EXERCISE DIRECTIONS: Take each line containing the word "transforming" and copy it.

RECORDS:
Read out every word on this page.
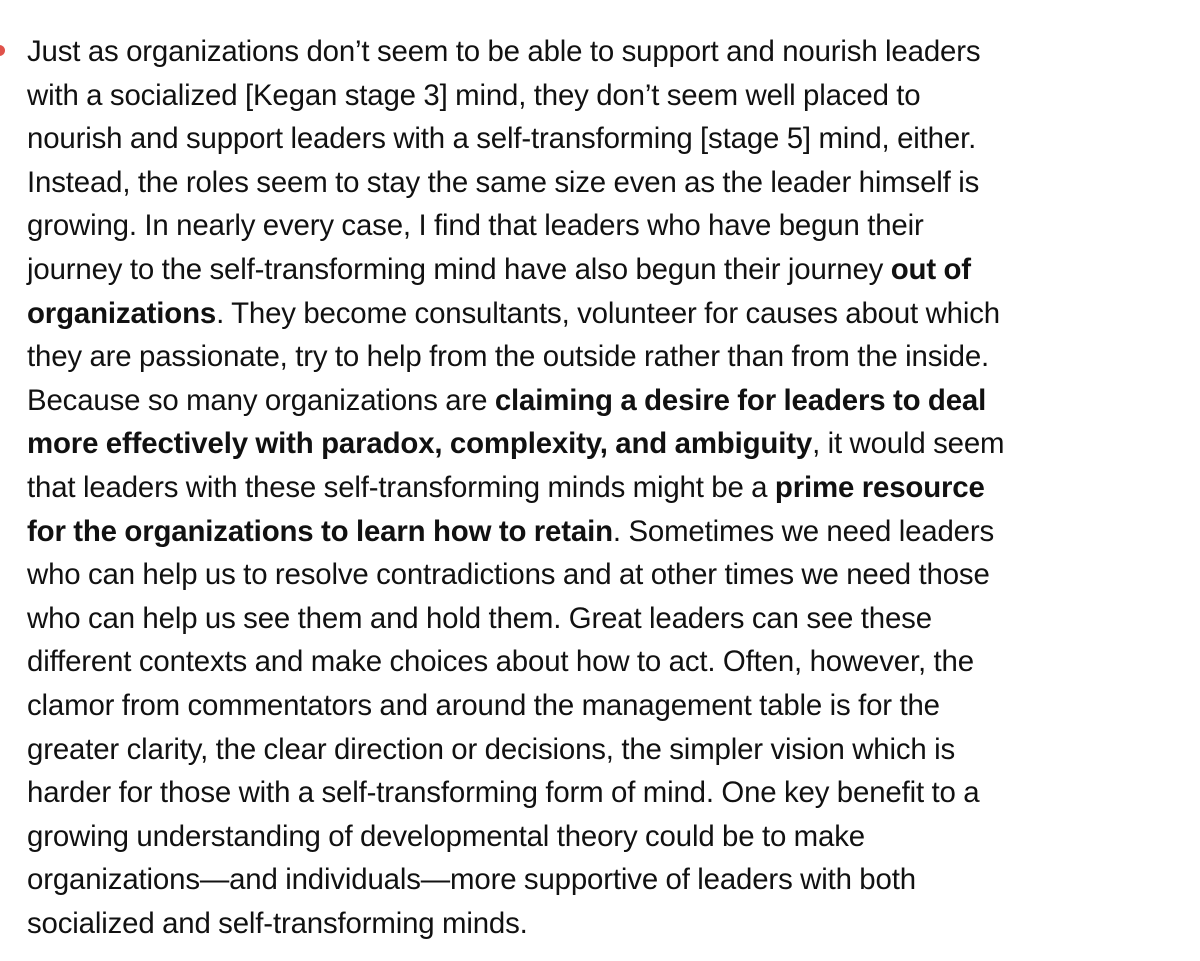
Just as organizations don’t seem to be able to support and nourish leaders
with a socialized [Kegan stage 3] mind, they don’t seem well placed to
nourish and support leaders with a self-transforming [stage 5] mind, either.
Instead, the roles seem to stay the same size even as the leader himself is
growing. In nearly every case, I find that leaders who have begun their
journey to the self-transforming mind have also begun their journey out of
organizations. They become consultants, volunteer for causes about which
they are passionate, try to help from the outside rather than from the inside.
Because so many organizations are claiming a desire for leaders to deal
more effectively with paradox, complexity, and ambiguity, it would seem
that leaders with these self-transforming minds might be a prime resource
for the organizations to learn how to retain. Sometimes we need leaders
who can help us to resolve contradictions and at other times we need those
who can help us see them and hold them. Great leaders can see these
different contexts and make choices about how to act. Often, however, the
clamor from commentators and around the management table is for the
greater clarity, the clear direction or decisions, the simpler vision which is
harder for those with a self-transforming form of mind. One key benefit to a
growing understanding of developmental theory could be to make
organizations—and individuals—more supportive of leaders with both
socialized and self-transforming minds.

SOLUTION FOR THIS PROBLEM:
nourish and support leaders with a self-transforming [stage 5] mind, either.
journey to the self-transforming mind have also begun their journey out of
that leaders with these self-transforming minds might be a prime resource
harder for those with a self-transforming form of mind. One key benefit to a
socialized and self-transforming minds.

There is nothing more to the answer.